■ **PROBLEM TO SOLVE**
Provide the number of lines where the word "Porosity" occurs, and no other text.

■ **AVAILABLE RECORDS**
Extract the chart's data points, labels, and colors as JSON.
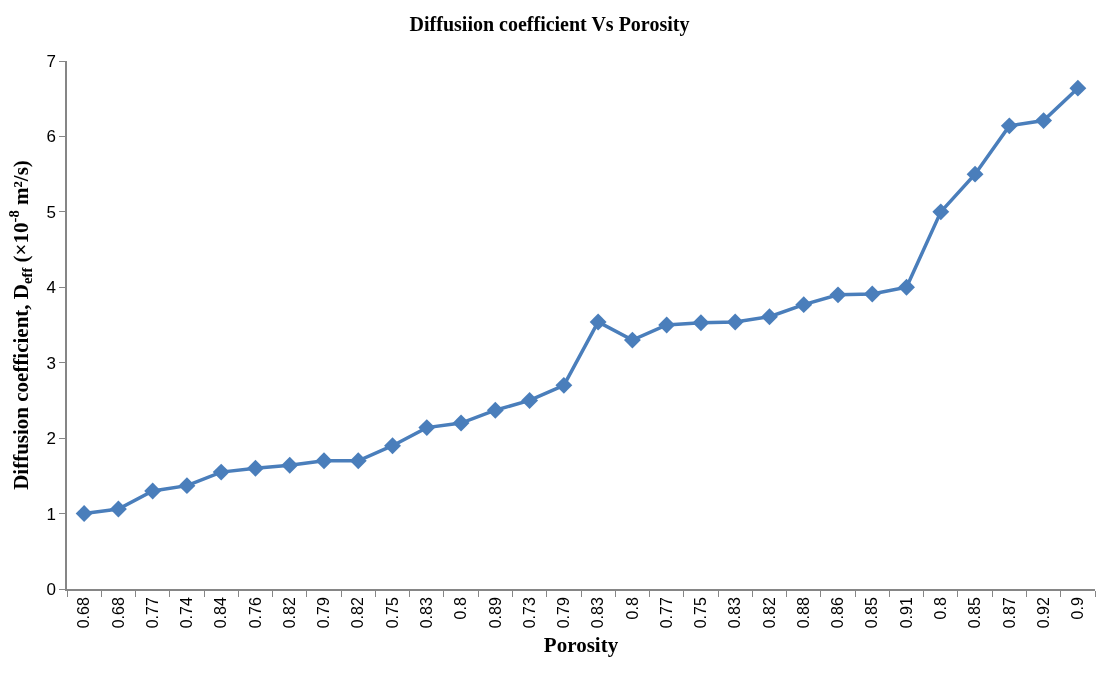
{
  "chart_data": {
    "type": "line",
    "title": "Diffusiion coefficient Vs Porosity",
    "xlabel": "Porosity",
    "ylabel": "Diffusion coefficient, D$_{eff}$ (×10$^{-8}$ m²/s)",
    "categories": [
      "0.68",
      "0.68",
      "0.77",
      "0.74",
      "0.84",
      "0.76",
      "0.82",
      "0.79",
      "0.82",
      "0.75",
      "0.83",
      "0.8",
      "0.89",
      "0.73",
      "0.79",
      "0.83",
      "0.8",
      "0.77",
      "0.75",
      "0.83",
      "0.82",
      "0.88",
      "0.86",
      "0.85",
      "0.91",
      "0.8",
      "0.85",
      "0.87",
      "0.92",
      "0.9"
    ],
    "series": [
      {
        "color": "#4a7ebb",
        "values": [
          1.0,
          1.06,
          1.3,
          1.37,
          1.55,
          1.6,
          1.64,
          1.7,
          1.7,
          1.9,
          2.14,
          2.2,
          2.37,
          2.5,
          2.7,
          3.54,
          3.3,
          3.5,
          3.53,
          3.54,
          3.61,
          3.77,
          3.9,
          3.91,
          4.0,
          5.0,
          5.5,
          6.14,
          6.21,
          6.64
        ]
      }
    ],
    "ylim": [
      0,
      7
    ],
    "yticks": [
      0,
      1,
      2,
      3,
      4,
      5,
      6,
      7
    ],
    "grid": false,
    "marker": "diamond",
    "line_style": "solid"
  }
}
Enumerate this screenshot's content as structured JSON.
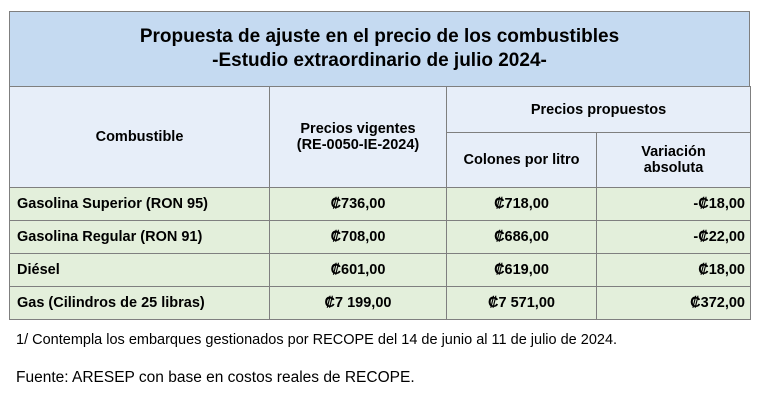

■ **WORKED SOLUTION**
2